— BEGIN DATA RECORDS —

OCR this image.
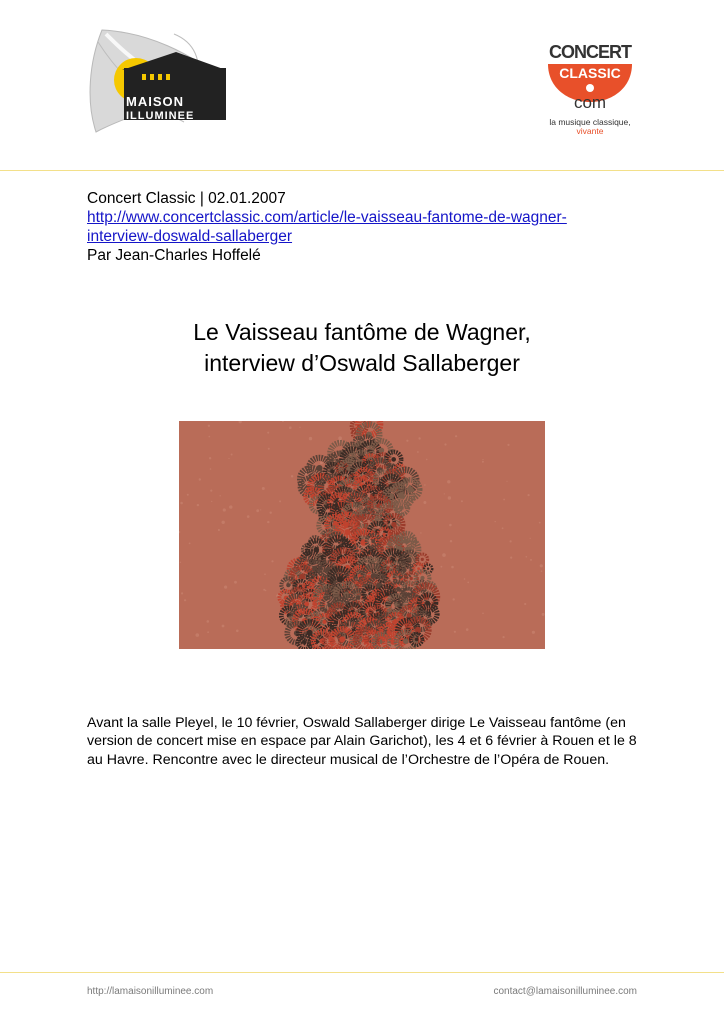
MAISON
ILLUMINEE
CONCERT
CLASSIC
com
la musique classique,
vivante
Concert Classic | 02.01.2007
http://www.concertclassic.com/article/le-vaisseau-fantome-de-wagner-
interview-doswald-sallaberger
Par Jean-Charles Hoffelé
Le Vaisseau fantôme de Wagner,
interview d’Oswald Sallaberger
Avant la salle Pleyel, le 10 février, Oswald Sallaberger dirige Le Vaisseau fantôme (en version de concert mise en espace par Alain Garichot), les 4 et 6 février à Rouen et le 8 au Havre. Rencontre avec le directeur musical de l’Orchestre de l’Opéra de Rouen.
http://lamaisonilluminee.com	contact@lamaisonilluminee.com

— END DATA RECORDS —

**EXERCISE OBJECTIVE:**
Leave the pictures out and reproduce all of the records exactly.

**ANSWER TO THIS TASK:**
OCR this image.
MAISON
ILLUMINEE
CONCERT
CLASSIC
com
la musique classique,
vivante
Concert Classic | 02.01.2007
http://www.concertclassic.com/article/le-vaisseau-fantome-de-wagner-
interview-doswald-sallaberger
Par Jean-Charles Hoffelé
Le Vaisseau fantôme de Wagner,
interview d’Oswald Sallaberger
Avant la salle Pleyel, le 10 février, Oswald Sallaberger dirige Le Vaisseau fantôme (en version de concert mise en espace par Alain Garichot), les 4 et 6 février à Rouen et le 8 au Havre. Rencontre avec le directeur musical de l’Orchestre de l’Opéra de Rouen.
http://lamaisonilluminee.com	contact@lamaisonilluminee.com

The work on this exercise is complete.